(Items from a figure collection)
►
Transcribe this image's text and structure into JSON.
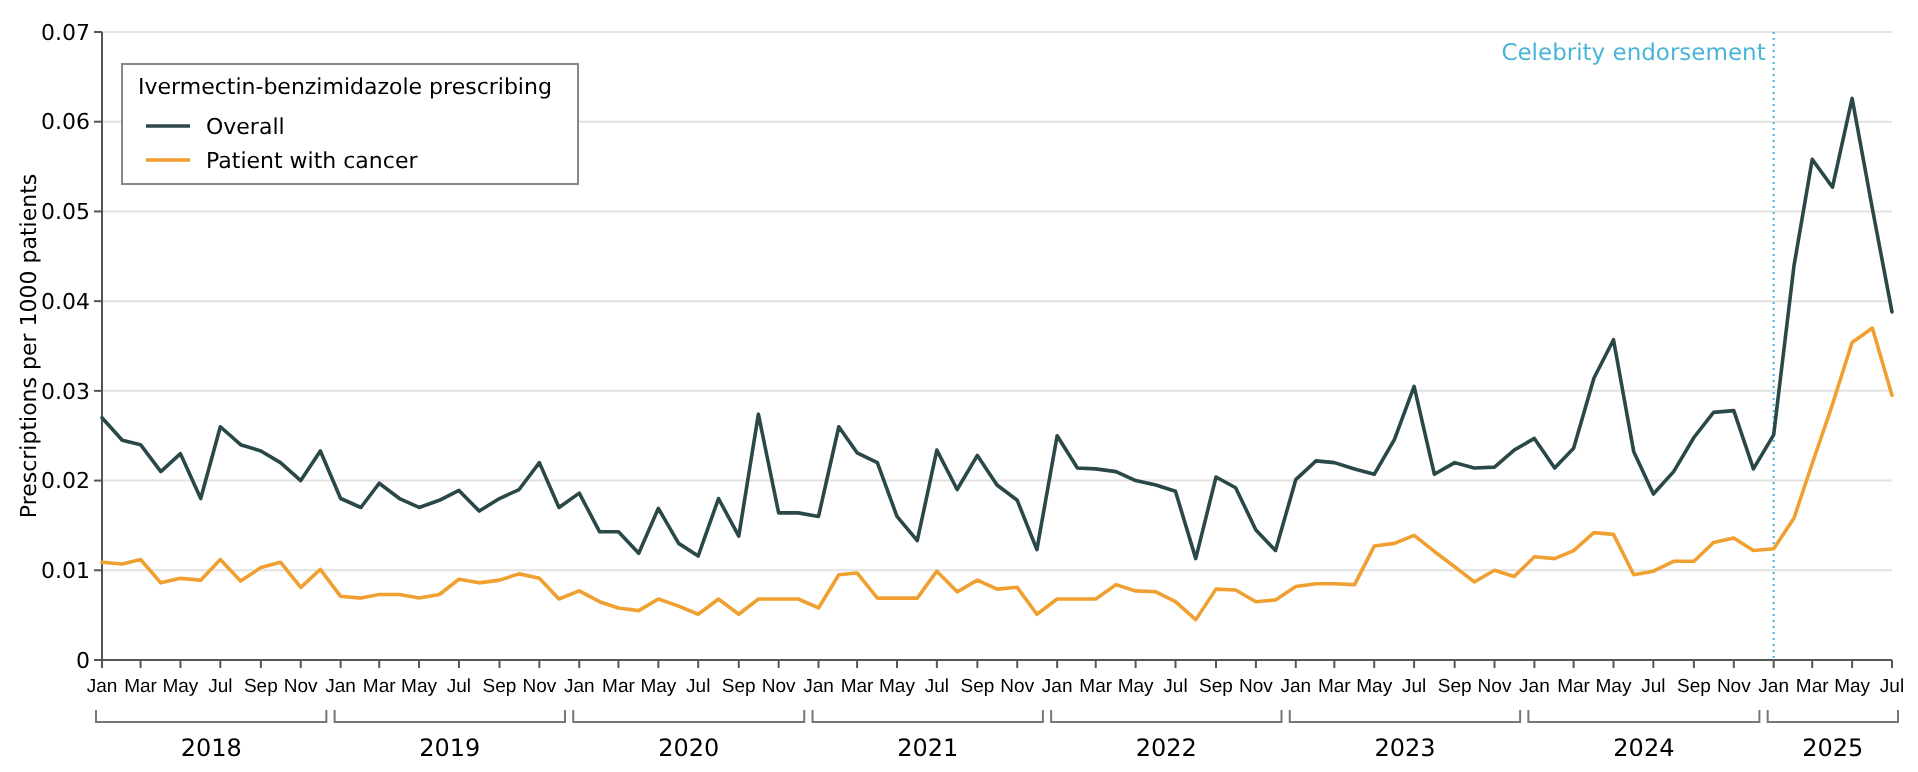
{
  "chart_data": {
    "type": "line",
    "ylabel": "Prescriptions per 1000 patients",
    "legend_title": "Ivermectin-benzimidazole prescribing",
    "legend": "top left",
    "grid": "y",
    "line_style": "solid",
    "marker": "none",
    "x": [
      "2018-01",
      "2018-02",
      "2018-03",
      "2018-04",
      "2018-05",
      "2018-06",
      "2018-07",
      "2018-08",
      "2018-09",
      "2018-10",
      "2018-11",
      "2018-12",
      "2019-01",
      "2019-02",
      "2019-03",
      "2019-04",
      "2019-05",
      "2019-06",
      "2019-07",
      "2019-08",
      "2019-09",
      "2019-10",
      "2019-11",
      "2019-12",
      "2020-01",
      "2020-02",
      "2020-03",
      "2020-04",
      "2020-05",
      "2020-06",
      "2020-07",
      "2020-08",
      "2020-09",
      "2020-10",
      "2020-11",
      "2020-12",
      "2021-01",
      "2021-02",
      "2021-03",
      "2021-04",
      "2021-05",
      "2021-06",
      "2021-07",
      "2021-08",
      "2021-09",
      "2021-10",
      "2021-11",
      "2021-12",
      "2022-01",
      "2022-02",
      "2022-03",
      "2022-04",
      "2022-05",
      "2022-06",
      "2022-07",
      "2022-08",
      "2022-09",
      "2022-10",
      "2022-11",
      "2022-12",
      "2023-01",
      "2023-02",
      "2023-03",
      "2023-04",
      "2023-05",
      "2023-06",
      "2023-07",
      "2023-08",
      "2023-09",
      "2023-10",
      "2023-11",
      "2023-12",
      "2024-01",
      "2024-02",
      "2024-03",
      "2024-04",
      "2024-05",
      "2024-06",
      "2024-07",
      "2024-08",
      "2024-09",
      "2024-10",
      "2024-11",
      "2024-12",
      "2025-01",
      "2025-02",
      "2025-03",
      "2025-04",
      "2025-05",
      "2025-06",
      "2025-07"
    ],
    "series": [
      {
        "name": "Overall",
        "color": "#2b4848",
        "values": [
          0.027,
          0.0245,
          0.024,
          0.021,
          0.023,
          0.018,
          0.026,
          0.024,
          0.0233,
          0.022,
          0.02,
          0.0233,
          0.018,
          0.017,
          0.0197,
          0.018,
          0.017,
          0.0178,
          0.0189,
          0.0166,
          0.018,
          0.019,
          0.022,
          0.017,
          0.0186,
          0.0143,
          0.0143,
          0.0119,
          0.0169,
          0.013,
          0.0116,
          0.018,
          0.0138,
          0.0274,
          0.0164,
          0.0164,
          0.016,
          0.026,
          0.0231,
          0.022,
          0.016,
          0.0133,
          0.0234,
          0.019,
          0.0228,
          0.0195,
          0.0178,
          0.0123,
          0.025,
          0.0214,
          0.0213,
          0.021,
          0.02,
          0.0195,
          0.0188,
          0.0113,
          0.0204,
          0.0192,
          0.0145,
          0.0122,
          0.0201,
          0.0222,
          0.022,
          0.0213,
          0.0207,
          0.0246,
          0.0305,
          0.0207,
          0.022,
          0.0214,
          0.0215,
          0.0234,
          0.0247,
          0.0214,
          0.0236,
          0.0314,
          0.0357,
          0.0232,
          0.0185,
          0.021,
          0.0248,
          0.0276,
          0.0278,
          0.0213,
          0.0251,
          0.0439,
          0.0558,
          0.0527,
          0.0626,
          0.0503,
          0.0388
        ]
      },
      {
        "name": "Patient with cancer",
        "color": "#f0a030",
        "values": [
          0.0109,
          0.0107,
          0.0112,
          0.0086,
          0.0091,
          0.0089,
          0.0112,
          0.0088,
          0.0103,
          0.0109,
          0.0081,
          0.0101,
          0.0071,
          0.0069,
          0.0073,
          0.0073,
          0.0069,
          0.0073,
          0.009,
          0.0086,
          0.0089,
          0.0096,
          0.0091,
          0.0068,
          0.0077,
          0.0065,
          0.0058,
          0.0055,
          0.0068,
          0.006,
          0.0051,
          0.0068,
          0.0051,
          0.0068,
          0.0068,
          0.0068,
          0.0058,
          0.0095,
          0.0097,
          0.0069,
          0.0069,
          0.0069,
          0.0099,
          0.0076,
          0.0089,
          0.0079,
          0.0081,
          0.0051,
          0.0068,
          0.0068,
          0.0068,
          0.0084,
          0.0077,
          0.0076,
          0.0065,
          0.0045,
          0.0079,
          0.0078,
          0.0065,
          0.0067,
          0.0082,
          0.0085,
          0.0085,
          0.0084,
          0.0127,
          0.013,
          0.0139,
          0.0121,
          0.0104,
          0.0087,
          0.01,
          0.0093,
          0.0115,
          0.0113,
          0.0122,
          0.0142,
          0.014,
          0.0095,
          0.0099,
          0.011,
          0.011,
          0.0131,
          0.0136,
          0.0122,
          0.0124,
          0.0158,
          0.0219,
          0.0285,
          0.0354,
          0.037,
          0.0295
        ]
      }
    ],
    "xlim": [
      "2018-01",
      "2025-07"
    ],
    "xticks": [
      {
        "value": "2018-01",
        "label": "Jan"
      },
      {
        "value": "2018-03",
        "label": "Mar"
      },
      {
        "value": "2018-05",
        "label": "May"
      },
      {
        "value": "2018-07",
        "label": "Jul"
      },
      {
        "value": "2018-09",
        "label": "Sep"
      },
      {
        "value": "2018-11",
        "label": "Nov"
      },
      {
        "value": "2019-01",
        "label": "Jan"
      },
      {
        "value": "2019-03",
        "label": "Mar"
      },
      {
        "value": "2019-05",
        "label": "May"
      },
      {
        "value": "2019-07",
        "label": "Jul"
      },
      {
        "value": "2019-09",
        "label": "Sep"
      },
      {
        "value": "2019-11",
        "label": "Nov"
      },
      {
        "value": "2020-01",
        "label": "Jan"
      },
      {
        "value": "2020-03",
        "label": "Mar"
      },
      {
        "value": "2020-05",
        "label": "May"
      },
      {
        "value": "2020-07",
        "label": "Jul"
      },
      {
        "value": "2020-09",
        "label": "Sep"
      },
      {
        "value": "2020-11",
        "label": "Nov"
      },
      {
        "value": "2021-01",
        "label": "Jan"
      },
      {
        "value": "2021-03",
        "label": "Mar"
      },
      {
        "value": "2021-05",
        "label": "May"
      },
      {
        "value": "2021-07",
        "label": "Jul"
      },
      {
        "value": "2021-09",
        "label": "Sep"
      },
      {
        "value": "2021-11",
        "label": "Nov"
      },
      {
        "value": "2022-01",
        "label": "Jan"
      },
      {
        "value": "2022-03",
        "label": "Mar"
      },
      {
        "value": "2022-05",
        "label": "May"
      },
      {
        "value": "2022-07",
        "label": "Jul"
      },
      {
        "value": "2022-09",
        "label": "Sep"
      },
      {
        "value": "2022-11",
        "label": "Nov"
      },
      {
        "value": "2023-01",
        "label": "Jan"
      },
      {
        "value": "2023-03",
        "label": "Mar"
      },
      {
        "value": "2023-05",
        "label": "May"
      },
      {
        "value": "2023-07",
        "label": "Jul"
      },
      {
        "value": "2023-09",
        "label": "Sep"
      },
      {
        "value": "2023-11",
        "label": "Nov"
      },
      {
        "value": "2024-01",
        "label": "Jan"
      },
      {
        "value": "2024-03",
        "label": "Mar"
      },
      {
        "value": "2024-05",
        "label": "May"
      },
      {
        "value": "2024-07",
        "label": "Jul"
      },
      {
        "value": "2024-09",
        "label": "Sep"
      },
      {
        "value": "2024-11",
        "label": "Nov"
      },
      {
        "value": "2025-01",
        "label": "Jan"
      },
      {
        "value": "2025-03",
        "label": "Mar"
      },
      {
        "value": "2025-05",
        "label": "May"
      },
      {
        "value": "2025-07",
        "label": "Jul"
      }
    ],
    "ylim": [
      0,
      0.07
    ],
    "yticks": [
      0,
      0.01,
      0.02,
      0.03,
      0.04,
      0.05,
      0.06,
      0.07
    ],
    "ref_lines": [
      {
        "axis": "x",
        "value": "2025-01",
        "label": "Celebrity endorsement",
        "color": "#4ab4d6",
        "line_style": "dotted"
      }
    ],
    "annotations": [
      "2018",
      "2019",
      "2020",
      "2021",
      "2022",
      "2023",
      "2024",
      "2025"
    ]
  }
}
◄
- **Problem to work on**
State only how many lines above contain "color".

- **Task solution**
3